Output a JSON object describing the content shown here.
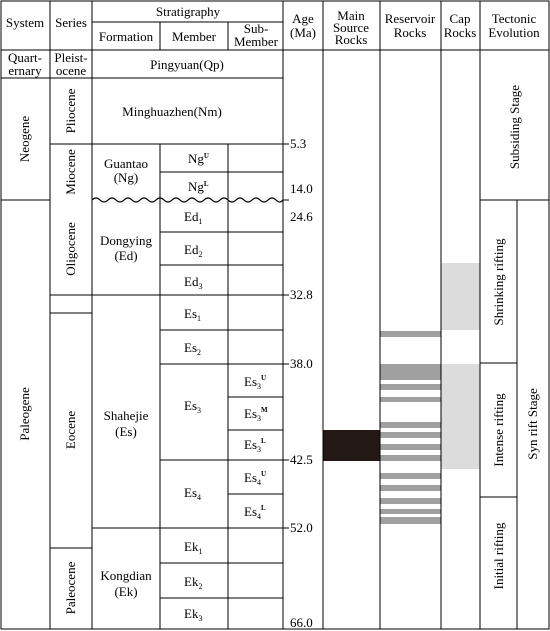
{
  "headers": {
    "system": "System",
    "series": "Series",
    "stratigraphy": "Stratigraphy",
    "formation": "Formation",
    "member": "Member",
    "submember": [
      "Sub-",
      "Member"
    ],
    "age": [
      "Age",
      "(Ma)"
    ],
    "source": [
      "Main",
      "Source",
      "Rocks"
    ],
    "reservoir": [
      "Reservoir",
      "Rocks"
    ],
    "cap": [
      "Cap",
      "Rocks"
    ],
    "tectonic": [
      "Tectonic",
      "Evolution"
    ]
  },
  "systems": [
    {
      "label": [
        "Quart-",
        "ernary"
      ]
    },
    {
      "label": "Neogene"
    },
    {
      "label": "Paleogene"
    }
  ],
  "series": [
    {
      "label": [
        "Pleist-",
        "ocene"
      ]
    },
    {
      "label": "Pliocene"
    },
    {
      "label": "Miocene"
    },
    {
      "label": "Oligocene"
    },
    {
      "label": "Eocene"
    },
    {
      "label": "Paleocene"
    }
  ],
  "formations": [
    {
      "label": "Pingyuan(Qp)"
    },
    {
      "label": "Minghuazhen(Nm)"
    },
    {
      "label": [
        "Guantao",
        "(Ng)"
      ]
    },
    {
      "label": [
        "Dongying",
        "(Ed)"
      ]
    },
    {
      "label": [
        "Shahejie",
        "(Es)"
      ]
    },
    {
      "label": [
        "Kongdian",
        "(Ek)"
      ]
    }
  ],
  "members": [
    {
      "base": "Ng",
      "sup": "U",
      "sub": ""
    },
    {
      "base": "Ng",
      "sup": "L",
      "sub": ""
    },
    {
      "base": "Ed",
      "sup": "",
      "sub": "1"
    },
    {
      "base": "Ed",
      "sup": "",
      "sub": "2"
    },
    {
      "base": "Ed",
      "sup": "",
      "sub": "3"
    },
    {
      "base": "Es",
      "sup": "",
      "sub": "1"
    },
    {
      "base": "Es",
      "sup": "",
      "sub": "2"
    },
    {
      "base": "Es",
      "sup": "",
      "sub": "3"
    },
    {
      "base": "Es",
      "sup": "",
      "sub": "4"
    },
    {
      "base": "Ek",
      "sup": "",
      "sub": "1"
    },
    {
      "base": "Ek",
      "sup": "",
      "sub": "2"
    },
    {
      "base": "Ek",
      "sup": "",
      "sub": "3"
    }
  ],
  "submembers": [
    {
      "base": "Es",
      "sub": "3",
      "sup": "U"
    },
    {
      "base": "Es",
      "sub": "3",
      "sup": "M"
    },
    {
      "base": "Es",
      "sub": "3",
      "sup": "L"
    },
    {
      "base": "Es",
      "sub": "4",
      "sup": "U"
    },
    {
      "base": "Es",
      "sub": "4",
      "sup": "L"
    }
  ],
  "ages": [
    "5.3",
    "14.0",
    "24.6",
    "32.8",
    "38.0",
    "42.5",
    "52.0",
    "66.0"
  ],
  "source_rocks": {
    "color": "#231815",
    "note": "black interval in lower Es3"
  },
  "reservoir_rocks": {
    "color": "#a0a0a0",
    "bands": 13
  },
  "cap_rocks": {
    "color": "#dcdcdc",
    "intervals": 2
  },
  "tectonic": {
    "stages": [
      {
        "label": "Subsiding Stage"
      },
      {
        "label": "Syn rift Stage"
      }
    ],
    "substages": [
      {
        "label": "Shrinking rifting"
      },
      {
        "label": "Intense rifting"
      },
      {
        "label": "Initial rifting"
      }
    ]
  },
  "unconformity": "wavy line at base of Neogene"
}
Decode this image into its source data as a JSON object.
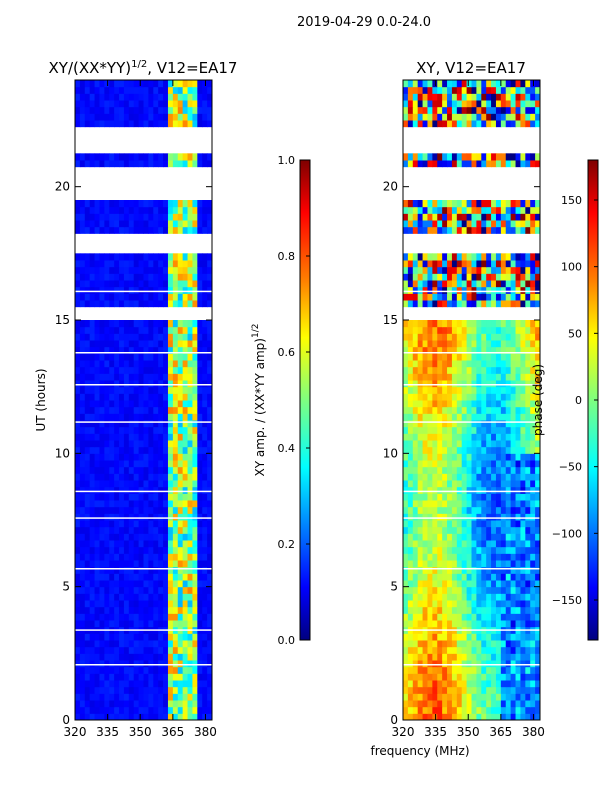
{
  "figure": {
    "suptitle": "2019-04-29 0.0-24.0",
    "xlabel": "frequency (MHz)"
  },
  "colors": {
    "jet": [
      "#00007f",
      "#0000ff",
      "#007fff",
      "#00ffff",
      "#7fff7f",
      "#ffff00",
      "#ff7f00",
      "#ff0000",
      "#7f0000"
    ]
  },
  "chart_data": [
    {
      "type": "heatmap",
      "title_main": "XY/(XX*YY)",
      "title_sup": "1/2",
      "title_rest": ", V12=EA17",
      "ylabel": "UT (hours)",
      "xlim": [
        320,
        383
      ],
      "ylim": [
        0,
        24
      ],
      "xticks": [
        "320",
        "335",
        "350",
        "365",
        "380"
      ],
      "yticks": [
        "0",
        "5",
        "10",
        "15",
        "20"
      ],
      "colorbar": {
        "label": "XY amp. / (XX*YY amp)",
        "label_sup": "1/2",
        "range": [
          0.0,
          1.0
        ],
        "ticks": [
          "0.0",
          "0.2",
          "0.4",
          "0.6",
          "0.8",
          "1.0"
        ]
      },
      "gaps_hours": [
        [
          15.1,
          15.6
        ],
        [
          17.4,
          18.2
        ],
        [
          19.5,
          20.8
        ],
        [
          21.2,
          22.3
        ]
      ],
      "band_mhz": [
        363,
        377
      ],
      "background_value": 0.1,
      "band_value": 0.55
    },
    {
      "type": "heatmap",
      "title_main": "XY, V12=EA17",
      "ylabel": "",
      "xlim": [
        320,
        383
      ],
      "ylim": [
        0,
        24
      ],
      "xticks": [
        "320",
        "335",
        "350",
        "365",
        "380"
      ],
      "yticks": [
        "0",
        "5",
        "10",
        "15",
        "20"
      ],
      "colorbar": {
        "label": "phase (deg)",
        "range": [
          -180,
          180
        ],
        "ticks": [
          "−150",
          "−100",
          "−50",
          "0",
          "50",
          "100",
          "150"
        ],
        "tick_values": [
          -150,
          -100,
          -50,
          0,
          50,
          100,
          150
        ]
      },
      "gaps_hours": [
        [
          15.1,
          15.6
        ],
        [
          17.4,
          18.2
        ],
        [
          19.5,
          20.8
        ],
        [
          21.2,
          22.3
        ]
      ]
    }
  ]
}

# # # # #

STATED GOAL: Give the number of lines above that hold the word "object", and nothing more.

EXERCISE ANSWER: 2